If a line of the data below holds the string "Connections", copy it.

SOURCE DATA Start Marker

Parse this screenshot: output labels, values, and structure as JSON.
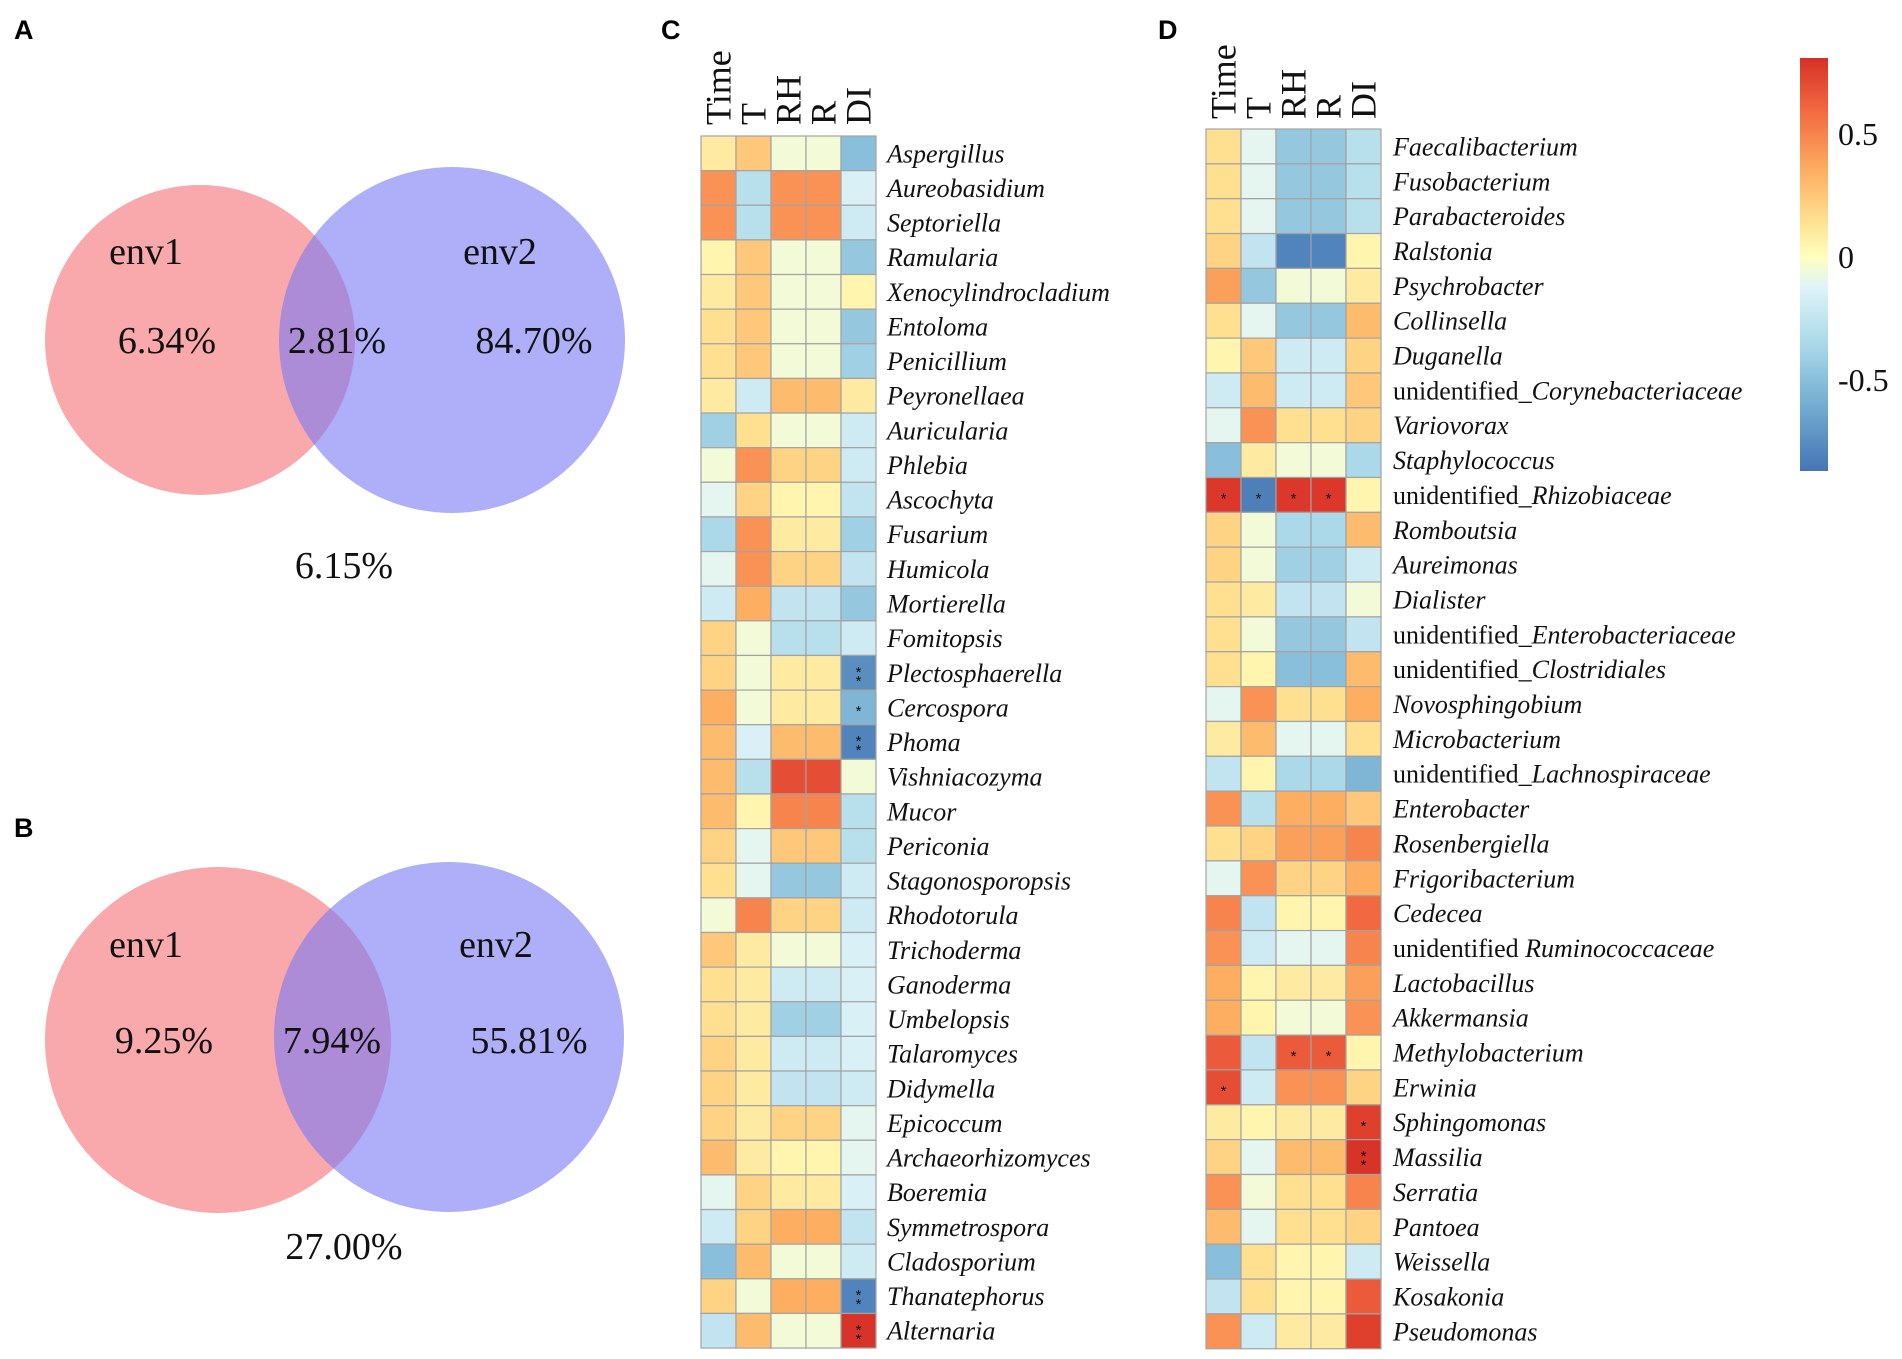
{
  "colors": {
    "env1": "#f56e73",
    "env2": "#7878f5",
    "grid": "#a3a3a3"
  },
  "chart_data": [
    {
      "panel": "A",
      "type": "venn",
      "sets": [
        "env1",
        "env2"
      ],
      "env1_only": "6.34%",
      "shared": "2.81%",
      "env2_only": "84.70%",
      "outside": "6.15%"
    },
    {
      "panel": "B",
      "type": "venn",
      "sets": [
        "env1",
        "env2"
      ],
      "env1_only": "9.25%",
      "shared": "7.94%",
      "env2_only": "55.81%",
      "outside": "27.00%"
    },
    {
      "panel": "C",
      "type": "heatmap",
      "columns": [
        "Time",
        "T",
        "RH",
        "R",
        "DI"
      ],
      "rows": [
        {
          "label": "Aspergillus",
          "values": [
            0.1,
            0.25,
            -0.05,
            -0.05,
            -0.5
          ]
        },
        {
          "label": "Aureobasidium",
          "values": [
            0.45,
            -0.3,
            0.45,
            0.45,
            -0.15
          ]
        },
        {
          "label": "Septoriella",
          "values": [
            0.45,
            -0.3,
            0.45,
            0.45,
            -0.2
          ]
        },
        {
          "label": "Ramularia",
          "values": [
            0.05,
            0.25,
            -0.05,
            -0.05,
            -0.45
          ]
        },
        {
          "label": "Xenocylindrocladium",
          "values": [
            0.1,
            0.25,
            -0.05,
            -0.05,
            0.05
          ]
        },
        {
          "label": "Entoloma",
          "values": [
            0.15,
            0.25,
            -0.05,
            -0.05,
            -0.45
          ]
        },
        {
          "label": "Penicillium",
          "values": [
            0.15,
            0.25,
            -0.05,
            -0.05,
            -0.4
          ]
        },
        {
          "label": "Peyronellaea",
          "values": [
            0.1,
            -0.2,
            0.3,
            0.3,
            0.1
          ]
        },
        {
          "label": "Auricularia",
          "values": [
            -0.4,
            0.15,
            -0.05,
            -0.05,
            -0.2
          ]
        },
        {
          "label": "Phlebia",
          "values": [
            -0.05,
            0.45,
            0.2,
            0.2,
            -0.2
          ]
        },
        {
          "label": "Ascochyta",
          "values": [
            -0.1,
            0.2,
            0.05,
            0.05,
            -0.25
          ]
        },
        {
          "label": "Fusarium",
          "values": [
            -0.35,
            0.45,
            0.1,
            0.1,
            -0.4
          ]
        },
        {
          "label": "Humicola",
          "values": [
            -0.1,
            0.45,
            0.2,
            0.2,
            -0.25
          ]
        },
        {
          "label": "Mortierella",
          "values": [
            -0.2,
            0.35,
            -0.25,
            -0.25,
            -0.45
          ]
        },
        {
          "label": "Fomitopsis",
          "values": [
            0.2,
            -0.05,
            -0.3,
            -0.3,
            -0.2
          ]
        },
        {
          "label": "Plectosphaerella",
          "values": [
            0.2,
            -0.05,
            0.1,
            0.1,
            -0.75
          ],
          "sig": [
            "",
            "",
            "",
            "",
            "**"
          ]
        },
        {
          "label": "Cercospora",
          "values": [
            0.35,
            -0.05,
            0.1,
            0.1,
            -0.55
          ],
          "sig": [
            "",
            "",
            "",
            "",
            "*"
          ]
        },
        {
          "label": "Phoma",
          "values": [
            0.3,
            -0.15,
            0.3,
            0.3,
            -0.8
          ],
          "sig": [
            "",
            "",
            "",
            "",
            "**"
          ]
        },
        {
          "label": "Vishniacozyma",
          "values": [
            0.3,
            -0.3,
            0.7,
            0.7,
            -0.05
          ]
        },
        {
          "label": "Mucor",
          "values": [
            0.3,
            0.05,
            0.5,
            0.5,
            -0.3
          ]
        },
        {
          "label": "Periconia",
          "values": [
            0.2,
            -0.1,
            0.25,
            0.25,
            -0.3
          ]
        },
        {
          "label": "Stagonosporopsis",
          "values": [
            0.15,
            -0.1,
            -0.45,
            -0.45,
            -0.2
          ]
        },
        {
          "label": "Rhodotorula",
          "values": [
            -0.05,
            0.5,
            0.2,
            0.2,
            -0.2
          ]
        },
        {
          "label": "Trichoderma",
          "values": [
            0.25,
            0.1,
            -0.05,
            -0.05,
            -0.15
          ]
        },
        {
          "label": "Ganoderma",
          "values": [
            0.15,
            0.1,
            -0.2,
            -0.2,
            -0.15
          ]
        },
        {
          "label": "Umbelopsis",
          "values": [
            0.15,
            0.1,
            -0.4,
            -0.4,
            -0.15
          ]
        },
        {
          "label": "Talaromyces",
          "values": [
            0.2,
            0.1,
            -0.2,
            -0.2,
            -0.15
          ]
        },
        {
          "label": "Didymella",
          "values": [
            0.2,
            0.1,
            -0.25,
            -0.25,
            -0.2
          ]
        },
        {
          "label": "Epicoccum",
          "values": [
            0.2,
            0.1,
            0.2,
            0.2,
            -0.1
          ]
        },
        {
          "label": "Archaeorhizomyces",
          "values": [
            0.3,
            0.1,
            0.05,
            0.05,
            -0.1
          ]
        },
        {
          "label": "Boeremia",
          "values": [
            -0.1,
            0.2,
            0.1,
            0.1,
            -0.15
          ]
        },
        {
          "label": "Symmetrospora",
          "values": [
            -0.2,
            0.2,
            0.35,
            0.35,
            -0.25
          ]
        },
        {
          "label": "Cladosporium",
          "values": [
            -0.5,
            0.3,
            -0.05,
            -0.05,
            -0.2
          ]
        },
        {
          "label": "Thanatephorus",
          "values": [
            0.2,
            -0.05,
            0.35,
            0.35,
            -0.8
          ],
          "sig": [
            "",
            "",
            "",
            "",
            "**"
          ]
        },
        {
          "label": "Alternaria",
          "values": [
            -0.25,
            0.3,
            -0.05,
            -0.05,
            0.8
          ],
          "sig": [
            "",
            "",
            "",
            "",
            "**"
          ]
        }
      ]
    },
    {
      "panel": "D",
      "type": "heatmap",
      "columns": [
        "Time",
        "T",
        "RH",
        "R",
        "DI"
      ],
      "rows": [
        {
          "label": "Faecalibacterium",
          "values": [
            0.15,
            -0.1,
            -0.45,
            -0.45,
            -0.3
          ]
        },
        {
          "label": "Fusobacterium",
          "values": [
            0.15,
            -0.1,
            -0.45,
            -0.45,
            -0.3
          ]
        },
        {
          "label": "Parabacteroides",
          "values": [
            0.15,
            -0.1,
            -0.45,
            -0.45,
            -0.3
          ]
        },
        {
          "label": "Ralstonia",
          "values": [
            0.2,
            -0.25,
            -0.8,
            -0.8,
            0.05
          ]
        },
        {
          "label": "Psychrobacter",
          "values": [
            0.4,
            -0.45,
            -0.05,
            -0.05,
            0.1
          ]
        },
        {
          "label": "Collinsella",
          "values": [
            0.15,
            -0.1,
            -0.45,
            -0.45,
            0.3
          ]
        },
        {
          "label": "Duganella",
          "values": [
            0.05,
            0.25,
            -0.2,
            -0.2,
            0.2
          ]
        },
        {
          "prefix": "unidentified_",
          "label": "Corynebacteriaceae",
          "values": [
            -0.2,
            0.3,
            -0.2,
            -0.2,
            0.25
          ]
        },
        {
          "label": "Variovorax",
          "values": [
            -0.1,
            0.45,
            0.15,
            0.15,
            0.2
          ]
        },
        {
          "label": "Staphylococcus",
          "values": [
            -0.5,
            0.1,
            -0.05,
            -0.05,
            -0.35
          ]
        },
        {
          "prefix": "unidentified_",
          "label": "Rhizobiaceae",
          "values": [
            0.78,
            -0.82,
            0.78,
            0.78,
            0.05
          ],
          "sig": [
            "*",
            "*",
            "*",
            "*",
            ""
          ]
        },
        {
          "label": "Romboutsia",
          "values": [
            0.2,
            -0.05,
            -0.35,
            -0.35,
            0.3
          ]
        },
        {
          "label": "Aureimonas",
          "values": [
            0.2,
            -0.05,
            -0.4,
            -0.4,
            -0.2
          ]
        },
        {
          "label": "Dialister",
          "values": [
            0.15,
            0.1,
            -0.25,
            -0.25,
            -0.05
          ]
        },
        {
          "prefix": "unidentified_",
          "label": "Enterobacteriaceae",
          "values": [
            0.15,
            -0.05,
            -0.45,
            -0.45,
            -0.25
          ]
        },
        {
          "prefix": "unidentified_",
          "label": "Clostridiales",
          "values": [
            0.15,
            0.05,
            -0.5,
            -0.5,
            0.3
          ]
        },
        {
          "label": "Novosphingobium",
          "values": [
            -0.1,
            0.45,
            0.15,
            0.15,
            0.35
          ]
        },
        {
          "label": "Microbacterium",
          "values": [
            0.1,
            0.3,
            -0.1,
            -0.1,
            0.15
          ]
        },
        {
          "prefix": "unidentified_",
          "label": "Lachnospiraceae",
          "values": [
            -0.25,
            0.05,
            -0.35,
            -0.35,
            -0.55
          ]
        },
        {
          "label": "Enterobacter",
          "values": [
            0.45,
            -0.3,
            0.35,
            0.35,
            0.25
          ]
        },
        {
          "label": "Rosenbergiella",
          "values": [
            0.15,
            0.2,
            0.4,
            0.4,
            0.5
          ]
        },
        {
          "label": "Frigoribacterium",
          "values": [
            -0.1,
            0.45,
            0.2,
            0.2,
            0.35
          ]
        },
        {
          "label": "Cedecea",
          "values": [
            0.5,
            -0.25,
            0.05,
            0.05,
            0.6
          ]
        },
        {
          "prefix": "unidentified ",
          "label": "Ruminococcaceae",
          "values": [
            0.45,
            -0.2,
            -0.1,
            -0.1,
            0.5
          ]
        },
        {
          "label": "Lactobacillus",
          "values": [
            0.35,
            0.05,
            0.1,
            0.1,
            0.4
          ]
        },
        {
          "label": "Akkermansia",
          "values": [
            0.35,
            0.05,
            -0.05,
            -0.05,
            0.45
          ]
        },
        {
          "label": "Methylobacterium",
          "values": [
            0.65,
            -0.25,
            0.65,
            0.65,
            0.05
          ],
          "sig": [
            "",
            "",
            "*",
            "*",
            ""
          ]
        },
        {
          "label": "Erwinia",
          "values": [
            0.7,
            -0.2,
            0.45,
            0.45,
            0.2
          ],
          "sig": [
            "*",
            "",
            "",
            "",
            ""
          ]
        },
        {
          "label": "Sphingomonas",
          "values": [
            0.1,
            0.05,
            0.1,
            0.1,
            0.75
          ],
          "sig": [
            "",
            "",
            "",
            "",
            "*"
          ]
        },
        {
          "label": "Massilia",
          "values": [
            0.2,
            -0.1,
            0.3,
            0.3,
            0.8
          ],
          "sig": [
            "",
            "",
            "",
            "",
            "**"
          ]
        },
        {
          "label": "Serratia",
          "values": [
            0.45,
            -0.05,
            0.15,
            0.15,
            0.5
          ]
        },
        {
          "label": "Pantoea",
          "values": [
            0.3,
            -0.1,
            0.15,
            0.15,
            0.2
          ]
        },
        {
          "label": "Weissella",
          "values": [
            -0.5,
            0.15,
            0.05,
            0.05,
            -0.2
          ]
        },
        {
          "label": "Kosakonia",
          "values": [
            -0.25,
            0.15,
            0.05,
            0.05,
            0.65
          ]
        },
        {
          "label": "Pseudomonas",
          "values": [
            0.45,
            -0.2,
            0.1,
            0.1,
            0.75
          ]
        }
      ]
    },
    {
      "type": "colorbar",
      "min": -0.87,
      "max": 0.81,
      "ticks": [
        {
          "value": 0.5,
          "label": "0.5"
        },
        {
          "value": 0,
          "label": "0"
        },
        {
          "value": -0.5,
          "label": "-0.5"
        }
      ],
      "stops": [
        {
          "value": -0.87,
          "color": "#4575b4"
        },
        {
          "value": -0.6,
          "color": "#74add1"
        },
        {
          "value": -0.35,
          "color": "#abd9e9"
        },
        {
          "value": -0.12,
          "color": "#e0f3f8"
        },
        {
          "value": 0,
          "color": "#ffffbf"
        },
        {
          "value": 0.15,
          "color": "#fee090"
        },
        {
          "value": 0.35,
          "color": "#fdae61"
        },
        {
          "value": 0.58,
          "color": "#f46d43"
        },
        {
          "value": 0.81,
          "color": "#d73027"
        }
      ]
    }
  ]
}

SOURCE DATA End Marker
SOURCE DATA Start Marker

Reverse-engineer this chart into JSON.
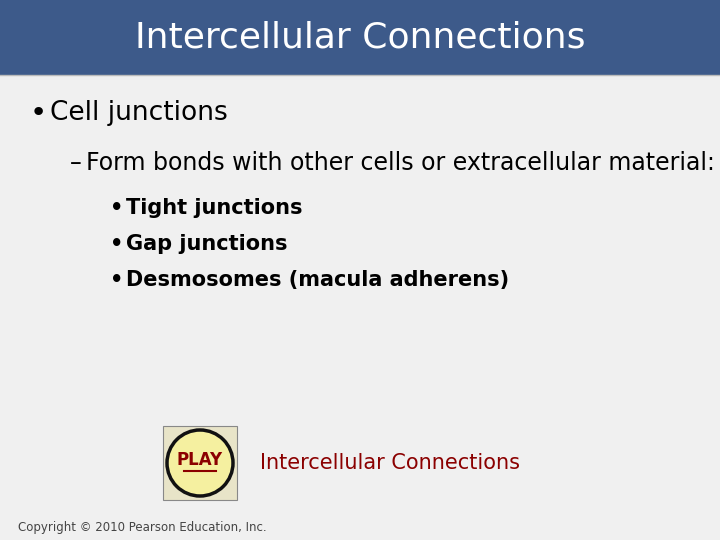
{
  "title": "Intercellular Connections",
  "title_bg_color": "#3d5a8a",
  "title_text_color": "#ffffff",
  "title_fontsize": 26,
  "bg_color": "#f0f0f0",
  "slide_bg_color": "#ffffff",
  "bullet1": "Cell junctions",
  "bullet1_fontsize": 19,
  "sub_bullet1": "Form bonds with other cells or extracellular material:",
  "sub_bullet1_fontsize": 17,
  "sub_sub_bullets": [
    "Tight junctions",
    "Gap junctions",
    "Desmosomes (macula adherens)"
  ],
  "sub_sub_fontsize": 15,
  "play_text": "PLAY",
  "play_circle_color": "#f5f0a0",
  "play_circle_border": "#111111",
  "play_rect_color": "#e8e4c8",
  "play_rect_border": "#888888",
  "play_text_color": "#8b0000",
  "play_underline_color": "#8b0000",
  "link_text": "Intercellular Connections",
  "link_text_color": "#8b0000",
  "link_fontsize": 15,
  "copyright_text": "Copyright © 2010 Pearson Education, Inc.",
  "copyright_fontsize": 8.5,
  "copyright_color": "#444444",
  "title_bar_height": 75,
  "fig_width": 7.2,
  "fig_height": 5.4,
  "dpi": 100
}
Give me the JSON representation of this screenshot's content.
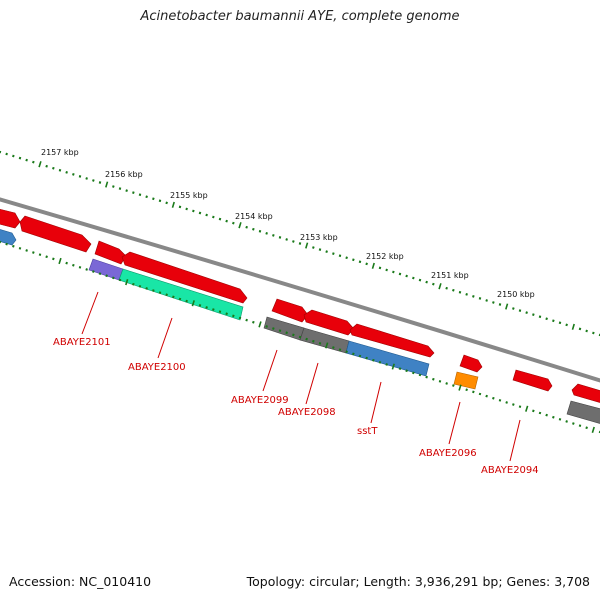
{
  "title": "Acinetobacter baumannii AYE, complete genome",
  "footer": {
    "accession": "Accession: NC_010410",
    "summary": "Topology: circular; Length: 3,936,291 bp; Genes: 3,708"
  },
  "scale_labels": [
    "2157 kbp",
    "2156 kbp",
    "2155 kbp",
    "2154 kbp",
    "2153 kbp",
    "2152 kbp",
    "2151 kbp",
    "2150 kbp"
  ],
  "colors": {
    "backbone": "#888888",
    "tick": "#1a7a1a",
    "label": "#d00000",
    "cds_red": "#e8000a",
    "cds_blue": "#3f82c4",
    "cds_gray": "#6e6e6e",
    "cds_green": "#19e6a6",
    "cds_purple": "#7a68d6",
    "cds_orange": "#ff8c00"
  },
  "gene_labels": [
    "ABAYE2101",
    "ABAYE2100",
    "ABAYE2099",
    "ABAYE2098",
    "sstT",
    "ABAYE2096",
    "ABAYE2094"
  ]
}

SOURCE DATA End Marker

SOLUTION TO THIS PROBLEM =>
  "title": "Intercellular Connections",
  "link_text": "Intercellular Connections",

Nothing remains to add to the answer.